:: Provided records ::

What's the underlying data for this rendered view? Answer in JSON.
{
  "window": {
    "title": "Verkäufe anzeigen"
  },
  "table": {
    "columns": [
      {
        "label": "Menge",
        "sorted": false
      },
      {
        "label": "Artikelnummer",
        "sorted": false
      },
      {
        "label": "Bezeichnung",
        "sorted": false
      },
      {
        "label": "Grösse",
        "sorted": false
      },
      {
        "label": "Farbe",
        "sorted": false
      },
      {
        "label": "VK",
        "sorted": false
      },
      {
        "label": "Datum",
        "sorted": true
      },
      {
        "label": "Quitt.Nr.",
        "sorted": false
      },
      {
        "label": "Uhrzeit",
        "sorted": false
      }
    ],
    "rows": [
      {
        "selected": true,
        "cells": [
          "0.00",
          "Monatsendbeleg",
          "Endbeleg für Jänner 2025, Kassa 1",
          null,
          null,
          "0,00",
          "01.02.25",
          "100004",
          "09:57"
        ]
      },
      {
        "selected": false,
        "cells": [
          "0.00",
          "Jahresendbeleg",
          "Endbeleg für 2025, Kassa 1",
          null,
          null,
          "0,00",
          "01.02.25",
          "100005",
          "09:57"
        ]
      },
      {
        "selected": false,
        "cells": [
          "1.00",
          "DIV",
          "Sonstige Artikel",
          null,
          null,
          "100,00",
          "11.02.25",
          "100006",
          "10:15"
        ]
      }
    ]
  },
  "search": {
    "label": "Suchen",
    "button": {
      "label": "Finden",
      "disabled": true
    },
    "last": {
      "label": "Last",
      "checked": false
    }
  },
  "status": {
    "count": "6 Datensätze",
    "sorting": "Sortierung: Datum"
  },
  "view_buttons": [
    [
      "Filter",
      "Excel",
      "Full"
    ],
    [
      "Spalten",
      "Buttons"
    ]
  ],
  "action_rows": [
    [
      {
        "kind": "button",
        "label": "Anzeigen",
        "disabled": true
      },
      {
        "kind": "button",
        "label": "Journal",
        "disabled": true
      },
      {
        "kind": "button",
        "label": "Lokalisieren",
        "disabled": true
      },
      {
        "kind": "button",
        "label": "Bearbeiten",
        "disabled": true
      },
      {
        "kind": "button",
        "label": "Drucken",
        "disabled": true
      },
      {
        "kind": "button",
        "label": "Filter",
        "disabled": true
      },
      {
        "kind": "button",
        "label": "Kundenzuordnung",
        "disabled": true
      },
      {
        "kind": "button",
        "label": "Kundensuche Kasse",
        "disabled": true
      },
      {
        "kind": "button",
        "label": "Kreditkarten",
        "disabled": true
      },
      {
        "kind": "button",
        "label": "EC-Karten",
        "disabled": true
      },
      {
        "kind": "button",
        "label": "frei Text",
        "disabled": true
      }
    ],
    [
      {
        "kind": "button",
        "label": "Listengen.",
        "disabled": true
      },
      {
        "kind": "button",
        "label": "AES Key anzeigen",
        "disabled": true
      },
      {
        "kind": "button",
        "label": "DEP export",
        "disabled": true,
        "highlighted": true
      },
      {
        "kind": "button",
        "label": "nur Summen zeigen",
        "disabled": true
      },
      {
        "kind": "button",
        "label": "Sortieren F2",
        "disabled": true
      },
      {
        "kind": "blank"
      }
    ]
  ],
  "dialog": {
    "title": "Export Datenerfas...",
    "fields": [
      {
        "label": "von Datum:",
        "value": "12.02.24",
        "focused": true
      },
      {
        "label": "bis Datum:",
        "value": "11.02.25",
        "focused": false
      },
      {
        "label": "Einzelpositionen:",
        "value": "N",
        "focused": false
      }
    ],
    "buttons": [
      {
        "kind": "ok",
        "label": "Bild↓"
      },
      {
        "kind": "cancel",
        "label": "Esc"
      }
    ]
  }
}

:::

Task description >>
Write out the whole listing exactly.

Task solution >>
What's the underlying data for this rendered view? Answer in JSON.
{
  "window": {
    "title": "Verkäufe anzeigen"
  },
  "table": {
    "columns": [
      {
        "label": "Menge",
        "sorted": false
      },
      {
        "label": "Artikelnummer",
        "sorted": false
      },
      {
        "label": "Bezeichnung",
        "sorted": false
      },
      {
        "label": "Grösse",
        "sorted": false
      },
      {
        "label": "Farbe",
        "sorted": false
      },
      {
        "label": "VK",
        "sorted": false
      },
      {
        "label": "Datum",
        "sorted": true
      },
      {
        "label": "Quitt.Nr.",
        "sorted": false
      },
      {
        "label": "Uhrzeit",
        "sorted": false
      }
    ],
    "rows": [
      {
        "selected": true,
        "cells": [
          "0.00",
          "Monatsendbeleg",
          "Endbeleg für Jänner 2025, Kassa 1",
          null,
          null,
          "0,00",
          "01.02.25",
          "100004",
          "09:57"
        ]
      },
      {
        "selected": false,
        "cells": [
          "0.00",
          "Jahresendbeleg",
          "Endbeleg für 2025, Kassa 1",
          null,
          null,
          "0,00",
          "01.02.25",
          "100005",
          "09:57"
        ]
      },
      {
        "selected": false,
        "cells": [
          "1.00",
          "DIV",
          "Sonstige Artikel",
          null,
          null,
          "100,00",
          "11.02.25",
          "100006",
          "10:15"
        ]
      }
    ]
  },
  "search": {
    "label": "Suchen",
    "button": {
      "label": "Finden",
      "disabled": true
    },
    "last": {
      "label": "Last",
      "checked": false
    }
  },
  "status": {
    "count": "6 Datensätze",
    "sorting": "Sortierung: Datum"
  },
  "view_buttons": [
    [
      "Filter",
      "Excel",
      "Full"
    ],
    [
      "Spalten",
      "Buttons"
    ]
  ],
  "action_rows": [
    [
      {
        "kind": "button",
        "label": "Anzeigen",
        "disabled": true
      },
      {
        "kind": "button",
        "label": "Journal",
        "disabled": true
      },
      {
        "kind": "button",
        "label": "Lokalisieren",
        "disabled": true
      },
      {
        "kind": "button",
        "label": "Bearbeiten",
        "disabled": true
      },
      {
        "kind": "button",
        "label": "Drucken",
        "disabled": true
      },
      {
        "kind": "button",
        "label": "Filter",
        "disabled": true
      },
      {
        "kind": "button",
        "label": "Kundenzuordnung",
        "disabled": true
      },
      {
        "kind": "button",
        "label": "Kundensuche Kasse",
        "disabled": true
      },
      {
        "kind": "button",
        "label": "Kreditkarten",
        "disabled": true
      },
      {
        "kind": "button",
        "label": "EC-Karten",
        "disabled": true
      },
      {
        "kind": "button",
        "label": "frei Text",
        "disabled": true
      }
    ],
    [
      {
        "kind": "button",
        "label": "Listengen.",
        "disabled": true
      },
      {
        "kind": "button",
        "label": "AES Key anzeigen",
        "disabled": true
      },
      {
        "kind": "button",
        "label": "DEP export",
        "disabled": true,
        "highlighted": true
      },
      {
        "kind": "button",
        "label": "nur Summen zeigen",
        "disabled": true
      },
      {
        "kind": "button",
        "label": "Sortieren F2",
        "disabled": true
      },
      {
        "kind": "blank"
      }
    ]
  ],
  "dialog": {
    "title": "Export Datenerfas...",
    "fields": [
      {
        "label": "von Datum:",
        "value": "12.02.24",
        "focused": true
      },
      {
        "label": "bis Datum:",
        "value": "11.02.25",
        "focused": false
      },
      {
        "label": "Einzelpositionen:",
        "value": "N",
        "focused": false
      }
    ],
    "buttons": [
      {
        "kind": "ok",
        "label": "Bild↓"
      },
      {
        "kind": "cancel",
        "label": "Esc"
      }
    ]
  }
}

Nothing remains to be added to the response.